Goal
Search the material for the word "name" and copy each line that holds it.

Given data
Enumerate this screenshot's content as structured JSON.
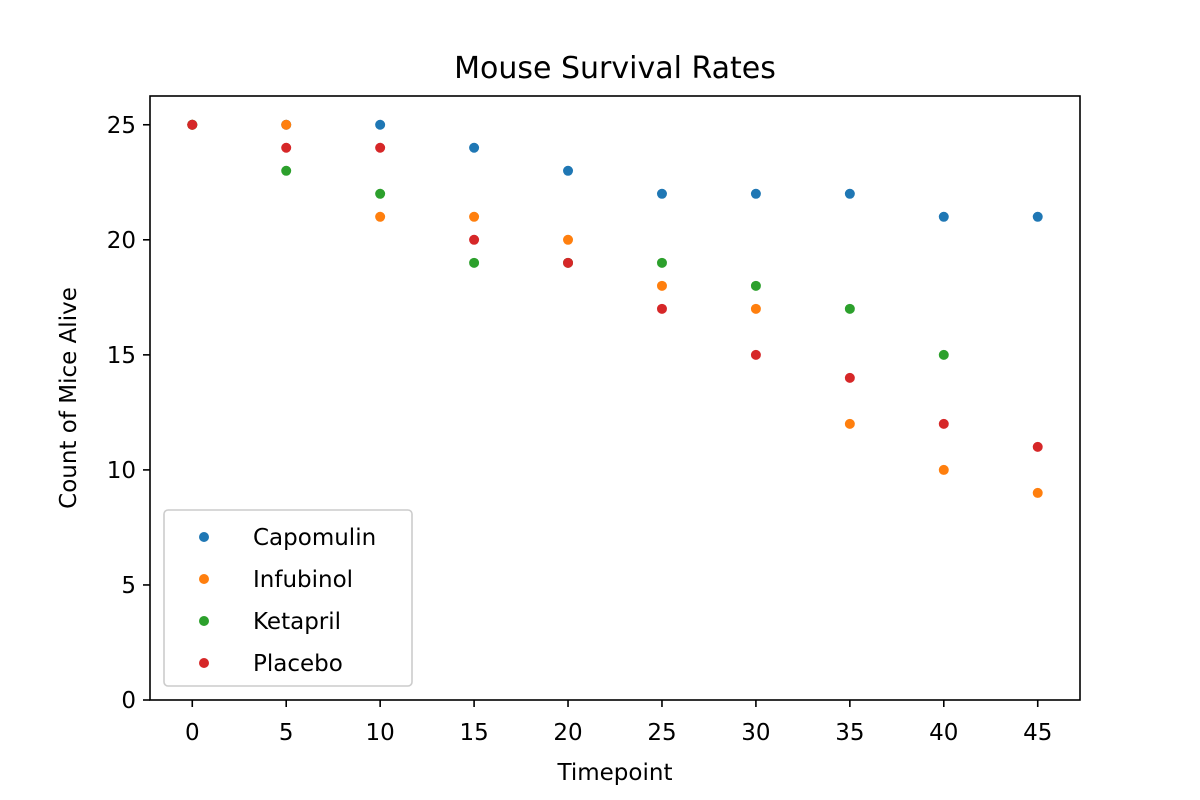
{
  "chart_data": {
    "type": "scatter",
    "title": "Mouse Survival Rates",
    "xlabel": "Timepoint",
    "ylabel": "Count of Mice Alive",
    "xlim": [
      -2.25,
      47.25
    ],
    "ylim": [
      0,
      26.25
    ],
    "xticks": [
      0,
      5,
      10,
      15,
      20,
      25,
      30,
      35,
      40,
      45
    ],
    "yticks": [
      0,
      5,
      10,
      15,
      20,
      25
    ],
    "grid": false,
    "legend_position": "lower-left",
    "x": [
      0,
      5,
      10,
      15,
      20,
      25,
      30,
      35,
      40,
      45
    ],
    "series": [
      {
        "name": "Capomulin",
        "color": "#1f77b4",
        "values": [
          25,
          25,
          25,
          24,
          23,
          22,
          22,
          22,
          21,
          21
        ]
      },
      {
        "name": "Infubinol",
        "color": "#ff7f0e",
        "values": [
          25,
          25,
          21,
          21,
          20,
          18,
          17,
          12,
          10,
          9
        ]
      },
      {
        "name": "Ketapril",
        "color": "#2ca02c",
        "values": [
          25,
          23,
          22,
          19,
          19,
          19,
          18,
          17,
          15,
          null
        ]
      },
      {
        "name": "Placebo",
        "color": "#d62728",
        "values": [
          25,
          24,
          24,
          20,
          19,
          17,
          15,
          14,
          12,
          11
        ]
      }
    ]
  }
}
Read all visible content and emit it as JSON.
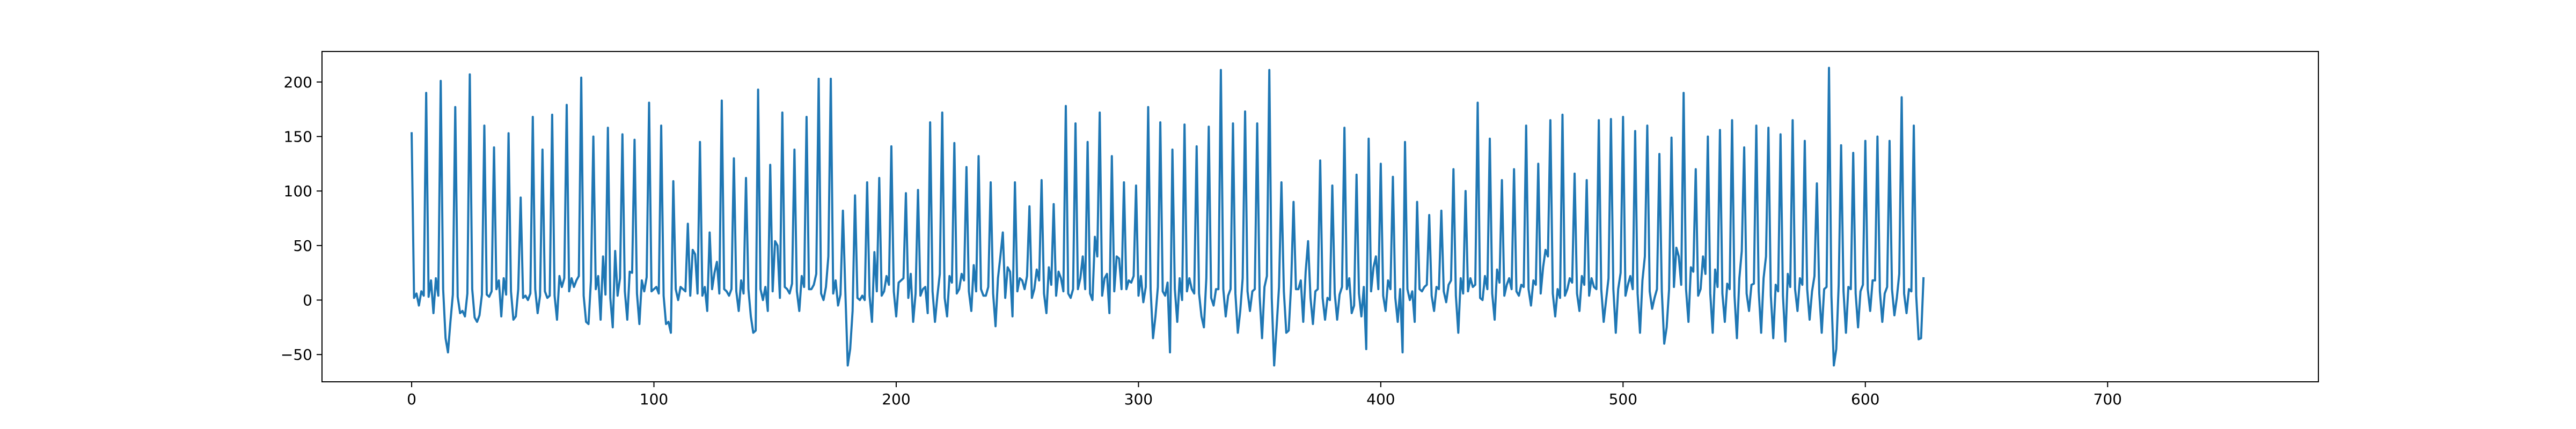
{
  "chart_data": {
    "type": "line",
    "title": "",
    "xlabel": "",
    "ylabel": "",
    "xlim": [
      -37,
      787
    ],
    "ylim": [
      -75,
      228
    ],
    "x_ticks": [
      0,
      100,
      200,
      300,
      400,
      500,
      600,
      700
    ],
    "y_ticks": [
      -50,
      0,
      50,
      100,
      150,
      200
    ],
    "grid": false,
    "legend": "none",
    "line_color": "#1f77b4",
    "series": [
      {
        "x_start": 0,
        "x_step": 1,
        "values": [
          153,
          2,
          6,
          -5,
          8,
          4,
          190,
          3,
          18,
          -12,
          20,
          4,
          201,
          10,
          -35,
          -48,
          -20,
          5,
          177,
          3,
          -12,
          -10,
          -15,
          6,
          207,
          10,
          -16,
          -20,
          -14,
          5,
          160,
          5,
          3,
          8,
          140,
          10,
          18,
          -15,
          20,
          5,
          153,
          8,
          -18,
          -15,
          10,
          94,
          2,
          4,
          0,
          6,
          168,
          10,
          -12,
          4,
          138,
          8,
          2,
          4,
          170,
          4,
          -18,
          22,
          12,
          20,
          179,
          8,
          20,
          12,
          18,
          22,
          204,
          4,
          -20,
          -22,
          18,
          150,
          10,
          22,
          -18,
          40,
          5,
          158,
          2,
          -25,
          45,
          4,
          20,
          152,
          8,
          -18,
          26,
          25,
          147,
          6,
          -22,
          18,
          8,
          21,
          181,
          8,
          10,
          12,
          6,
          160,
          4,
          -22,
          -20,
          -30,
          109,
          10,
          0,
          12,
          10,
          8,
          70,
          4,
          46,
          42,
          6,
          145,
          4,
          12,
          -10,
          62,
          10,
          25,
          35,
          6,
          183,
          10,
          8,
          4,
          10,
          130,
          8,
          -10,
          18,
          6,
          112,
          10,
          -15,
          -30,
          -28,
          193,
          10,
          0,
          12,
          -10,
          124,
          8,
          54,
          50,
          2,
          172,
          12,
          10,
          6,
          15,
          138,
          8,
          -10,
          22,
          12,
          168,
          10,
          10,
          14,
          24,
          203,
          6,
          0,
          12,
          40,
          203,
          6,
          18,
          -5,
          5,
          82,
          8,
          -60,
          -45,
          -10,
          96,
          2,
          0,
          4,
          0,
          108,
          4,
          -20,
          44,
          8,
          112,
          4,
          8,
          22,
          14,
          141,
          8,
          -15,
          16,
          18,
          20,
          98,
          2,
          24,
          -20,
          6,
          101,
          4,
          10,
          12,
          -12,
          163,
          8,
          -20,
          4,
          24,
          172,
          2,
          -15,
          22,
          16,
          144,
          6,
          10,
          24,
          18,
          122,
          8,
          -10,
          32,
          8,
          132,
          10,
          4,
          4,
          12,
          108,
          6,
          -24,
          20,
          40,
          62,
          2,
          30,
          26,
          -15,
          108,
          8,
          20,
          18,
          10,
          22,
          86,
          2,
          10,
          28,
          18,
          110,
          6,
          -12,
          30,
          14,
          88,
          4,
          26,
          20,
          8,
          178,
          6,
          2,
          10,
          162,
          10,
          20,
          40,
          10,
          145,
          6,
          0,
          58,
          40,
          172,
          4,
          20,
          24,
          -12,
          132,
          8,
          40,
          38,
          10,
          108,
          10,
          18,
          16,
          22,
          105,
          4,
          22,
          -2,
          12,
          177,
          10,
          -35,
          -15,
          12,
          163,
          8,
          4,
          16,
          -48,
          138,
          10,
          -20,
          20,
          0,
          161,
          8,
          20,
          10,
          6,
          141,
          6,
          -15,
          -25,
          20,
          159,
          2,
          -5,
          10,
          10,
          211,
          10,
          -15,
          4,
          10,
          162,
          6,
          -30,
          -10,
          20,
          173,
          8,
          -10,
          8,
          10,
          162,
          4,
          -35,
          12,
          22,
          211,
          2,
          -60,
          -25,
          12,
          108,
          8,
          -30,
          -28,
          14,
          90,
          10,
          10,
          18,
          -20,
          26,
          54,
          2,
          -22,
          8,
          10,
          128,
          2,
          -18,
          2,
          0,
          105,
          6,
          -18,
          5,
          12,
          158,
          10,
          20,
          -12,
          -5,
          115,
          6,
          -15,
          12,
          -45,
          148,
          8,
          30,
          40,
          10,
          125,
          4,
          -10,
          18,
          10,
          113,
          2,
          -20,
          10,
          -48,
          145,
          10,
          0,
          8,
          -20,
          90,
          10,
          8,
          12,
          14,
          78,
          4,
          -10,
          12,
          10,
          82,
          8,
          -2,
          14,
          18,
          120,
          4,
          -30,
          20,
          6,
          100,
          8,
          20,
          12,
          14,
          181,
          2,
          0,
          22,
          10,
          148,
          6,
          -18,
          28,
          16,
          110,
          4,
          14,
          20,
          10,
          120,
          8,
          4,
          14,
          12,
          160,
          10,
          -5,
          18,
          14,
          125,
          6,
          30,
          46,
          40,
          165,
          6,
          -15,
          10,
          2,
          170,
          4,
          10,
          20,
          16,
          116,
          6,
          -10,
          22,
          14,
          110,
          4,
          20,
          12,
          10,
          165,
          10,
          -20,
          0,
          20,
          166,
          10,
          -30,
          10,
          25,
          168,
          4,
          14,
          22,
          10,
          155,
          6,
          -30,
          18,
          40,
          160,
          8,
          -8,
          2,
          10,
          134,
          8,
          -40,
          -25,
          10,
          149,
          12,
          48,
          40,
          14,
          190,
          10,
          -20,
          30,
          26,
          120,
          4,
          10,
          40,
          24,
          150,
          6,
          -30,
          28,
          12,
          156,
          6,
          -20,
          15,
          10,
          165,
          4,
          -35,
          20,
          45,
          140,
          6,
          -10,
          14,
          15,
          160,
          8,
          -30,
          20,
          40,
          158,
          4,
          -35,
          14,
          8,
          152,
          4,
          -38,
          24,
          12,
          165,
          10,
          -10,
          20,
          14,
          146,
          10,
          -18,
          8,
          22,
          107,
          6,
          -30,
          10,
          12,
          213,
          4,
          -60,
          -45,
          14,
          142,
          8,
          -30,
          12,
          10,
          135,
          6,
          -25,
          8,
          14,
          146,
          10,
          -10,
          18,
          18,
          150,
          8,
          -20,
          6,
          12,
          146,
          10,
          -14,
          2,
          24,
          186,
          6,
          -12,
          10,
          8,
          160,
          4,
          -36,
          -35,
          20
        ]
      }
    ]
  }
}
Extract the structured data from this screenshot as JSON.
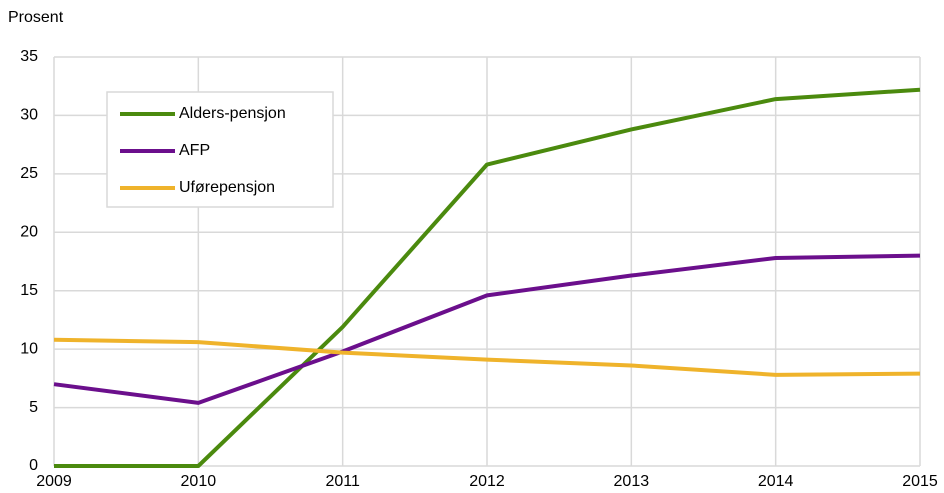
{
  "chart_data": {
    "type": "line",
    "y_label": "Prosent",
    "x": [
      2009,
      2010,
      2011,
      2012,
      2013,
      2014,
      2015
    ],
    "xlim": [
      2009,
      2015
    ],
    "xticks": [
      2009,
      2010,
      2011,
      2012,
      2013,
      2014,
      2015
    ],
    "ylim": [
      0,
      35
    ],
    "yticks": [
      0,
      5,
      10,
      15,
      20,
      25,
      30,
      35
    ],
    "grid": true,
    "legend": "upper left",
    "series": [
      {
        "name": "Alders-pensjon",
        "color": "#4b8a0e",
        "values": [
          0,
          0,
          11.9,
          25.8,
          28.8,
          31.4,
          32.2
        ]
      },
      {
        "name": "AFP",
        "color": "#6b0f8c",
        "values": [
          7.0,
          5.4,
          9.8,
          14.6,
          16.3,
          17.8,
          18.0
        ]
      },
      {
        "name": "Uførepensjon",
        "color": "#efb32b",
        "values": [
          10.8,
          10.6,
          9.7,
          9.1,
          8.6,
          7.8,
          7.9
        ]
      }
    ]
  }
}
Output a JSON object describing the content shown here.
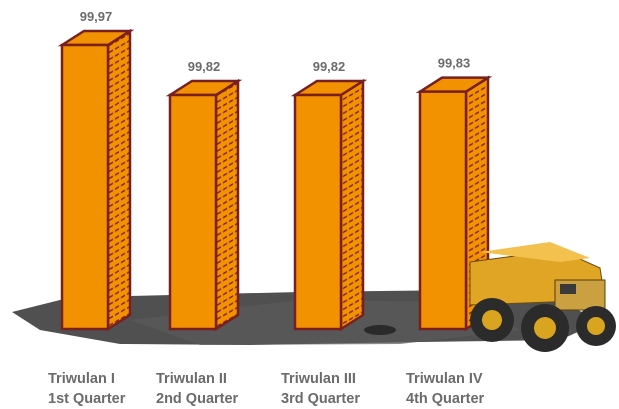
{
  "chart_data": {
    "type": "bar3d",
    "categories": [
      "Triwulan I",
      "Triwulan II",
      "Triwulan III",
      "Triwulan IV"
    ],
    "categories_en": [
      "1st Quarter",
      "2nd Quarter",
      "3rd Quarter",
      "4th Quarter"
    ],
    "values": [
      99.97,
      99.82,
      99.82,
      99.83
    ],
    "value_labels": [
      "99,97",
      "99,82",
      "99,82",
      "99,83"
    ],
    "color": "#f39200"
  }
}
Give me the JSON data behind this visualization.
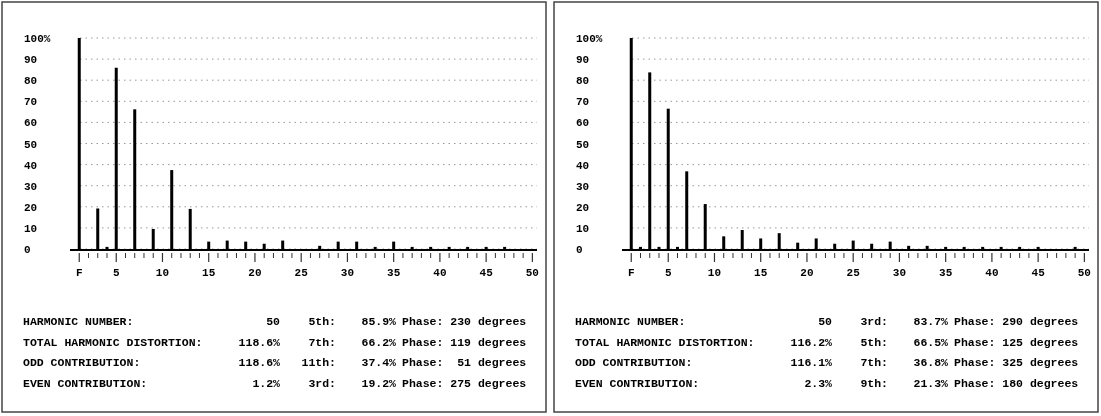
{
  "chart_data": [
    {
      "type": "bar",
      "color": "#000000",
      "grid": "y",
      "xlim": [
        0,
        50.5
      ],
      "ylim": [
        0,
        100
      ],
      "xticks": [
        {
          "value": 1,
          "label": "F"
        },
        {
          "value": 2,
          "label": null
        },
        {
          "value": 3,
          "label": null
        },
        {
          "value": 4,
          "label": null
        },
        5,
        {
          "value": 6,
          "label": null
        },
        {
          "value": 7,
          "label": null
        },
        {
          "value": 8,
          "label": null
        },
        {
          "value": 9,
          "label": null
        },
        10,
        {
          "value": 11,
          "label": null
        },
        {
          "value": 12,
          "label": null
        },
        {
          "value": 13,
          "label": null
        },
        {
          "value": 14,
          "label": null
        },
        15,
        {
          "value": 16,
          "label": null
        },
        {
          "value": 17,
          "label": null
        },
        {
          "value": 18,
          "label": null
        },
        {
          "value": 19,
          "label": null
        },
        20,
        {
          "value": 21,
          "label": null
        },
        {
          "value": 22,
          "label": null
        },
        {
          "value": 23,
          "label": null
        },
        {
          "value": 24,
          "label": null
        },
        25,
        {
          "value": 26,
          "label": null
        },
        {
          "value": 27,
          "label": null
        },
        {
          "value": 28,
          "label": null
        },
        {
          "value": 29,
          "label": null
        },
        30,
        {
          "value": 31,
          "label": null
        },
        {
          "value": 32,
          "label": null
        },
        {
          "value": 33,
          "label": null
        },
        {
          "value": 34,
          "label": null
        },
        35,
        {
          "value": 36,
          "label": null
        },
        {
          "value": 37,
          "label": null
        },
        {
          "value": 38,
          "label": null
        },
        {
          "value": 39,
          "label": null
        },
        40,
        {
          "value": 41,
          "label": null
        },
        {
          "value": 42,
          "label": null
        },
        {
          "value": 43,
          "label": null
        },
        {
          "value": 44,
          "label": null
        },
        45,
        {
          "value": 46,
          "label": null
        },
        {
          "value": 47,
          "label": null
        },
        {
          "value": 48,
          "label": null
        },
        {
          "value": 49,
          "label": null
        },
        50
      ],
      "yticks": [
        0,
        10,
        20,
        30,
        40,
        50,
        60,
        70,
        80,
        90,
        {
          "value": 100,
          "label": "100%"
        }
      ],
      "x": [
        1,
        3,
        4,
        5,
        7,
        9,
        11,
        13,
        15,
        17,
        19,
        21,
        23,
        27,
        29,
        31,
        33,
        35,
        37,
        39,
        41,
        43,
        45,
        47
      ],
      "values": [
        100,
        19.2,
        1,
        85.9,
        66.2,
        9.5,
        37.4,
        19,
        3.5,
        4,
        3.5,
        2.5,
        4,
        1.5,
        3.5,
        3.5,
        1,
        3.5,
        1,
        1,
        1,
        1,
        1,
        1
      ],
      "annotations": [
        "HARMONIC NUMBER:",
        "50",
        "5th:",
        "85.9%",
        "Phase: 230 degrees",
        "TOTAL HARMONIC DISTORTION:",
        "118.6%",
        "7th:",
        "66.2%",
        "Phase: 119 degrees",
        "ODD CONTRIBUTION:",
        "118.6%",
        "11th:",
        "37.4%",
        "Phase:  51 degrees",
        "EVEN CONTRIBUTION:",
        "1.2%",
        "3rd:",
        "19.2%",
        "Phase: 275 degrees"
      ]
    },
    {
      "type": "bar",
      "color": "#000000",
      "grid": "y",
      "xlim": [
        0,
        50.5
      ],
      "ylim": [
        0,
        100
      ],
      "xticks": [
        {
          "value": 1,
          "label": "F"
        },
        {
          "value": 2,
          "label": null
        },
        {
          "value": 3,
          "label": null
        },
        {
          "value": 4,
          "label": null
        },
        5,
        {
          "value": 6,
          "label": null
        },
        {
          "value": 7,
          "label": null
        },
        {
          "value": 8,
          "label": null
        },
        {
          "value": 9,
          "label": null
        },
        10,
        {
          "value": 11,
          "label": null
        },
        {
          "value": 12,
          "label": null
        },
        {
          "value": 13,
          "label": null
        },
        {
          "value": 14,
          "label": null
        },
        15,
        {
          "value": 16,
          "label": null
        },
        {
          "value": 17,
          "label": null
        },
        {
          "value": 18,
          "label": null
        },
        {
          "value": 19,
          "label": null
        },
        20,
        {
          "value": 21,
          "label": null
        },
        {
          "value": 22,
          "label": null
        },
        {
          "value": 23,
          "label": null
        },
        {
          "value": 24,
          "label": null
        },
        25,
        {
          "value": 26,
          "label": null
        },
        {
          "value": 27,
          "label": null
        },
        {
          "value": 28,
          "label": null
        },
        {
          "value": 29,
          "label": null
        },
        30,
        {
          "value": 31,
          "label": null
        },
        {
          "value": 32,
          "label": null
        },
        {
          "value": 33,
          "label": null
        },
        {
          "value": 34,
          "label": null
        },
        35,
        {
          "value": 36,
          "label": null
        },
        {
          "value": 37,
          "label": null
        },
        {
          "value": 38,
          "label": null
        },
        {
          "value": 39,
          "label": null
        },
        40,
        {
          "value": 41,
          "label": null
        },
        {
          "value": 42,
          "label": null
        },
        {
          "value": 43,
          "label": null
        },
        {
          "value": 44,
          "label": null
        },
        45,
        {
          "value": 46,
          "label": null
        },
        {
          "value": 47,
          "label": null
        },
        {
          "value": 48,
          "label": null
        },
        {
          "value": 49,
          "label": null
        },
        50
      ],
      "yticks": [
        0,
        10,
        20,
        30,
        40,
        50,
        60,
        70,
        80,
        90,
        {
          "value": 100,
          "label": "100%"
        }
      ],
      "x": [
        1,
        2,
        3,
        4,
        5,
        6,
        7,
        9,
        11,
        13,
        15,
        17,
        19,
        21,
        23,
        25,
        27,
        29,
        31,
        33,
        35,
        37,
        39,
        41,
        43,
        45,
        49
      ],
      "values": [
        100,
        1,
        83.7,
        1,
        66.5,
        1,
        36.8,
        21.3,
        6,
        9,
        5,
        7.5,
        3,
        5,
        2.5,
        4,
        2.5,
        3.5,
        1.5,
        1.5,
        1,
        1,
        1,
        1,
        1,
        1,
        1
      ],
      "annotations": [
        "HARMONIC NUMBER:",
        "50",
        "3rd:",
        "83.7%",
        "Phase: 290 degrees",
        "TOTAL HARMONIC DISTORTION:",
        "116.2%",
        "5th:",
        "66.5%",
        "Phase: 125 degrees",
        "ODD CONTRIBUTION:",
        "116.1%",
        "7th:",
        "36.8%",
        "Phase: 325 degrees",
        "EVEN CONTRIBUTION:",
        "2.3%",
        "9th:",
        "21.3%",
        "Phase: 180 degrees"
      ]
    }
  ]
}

Written solution
        "name": "Capomulin",
        "name": "Infubinol",
        "name": "Ketapril",
        "name": "Placebo",
        "name": "Alders-pensjon",
        "name": "AFP",
        "name": "Uførepensjon",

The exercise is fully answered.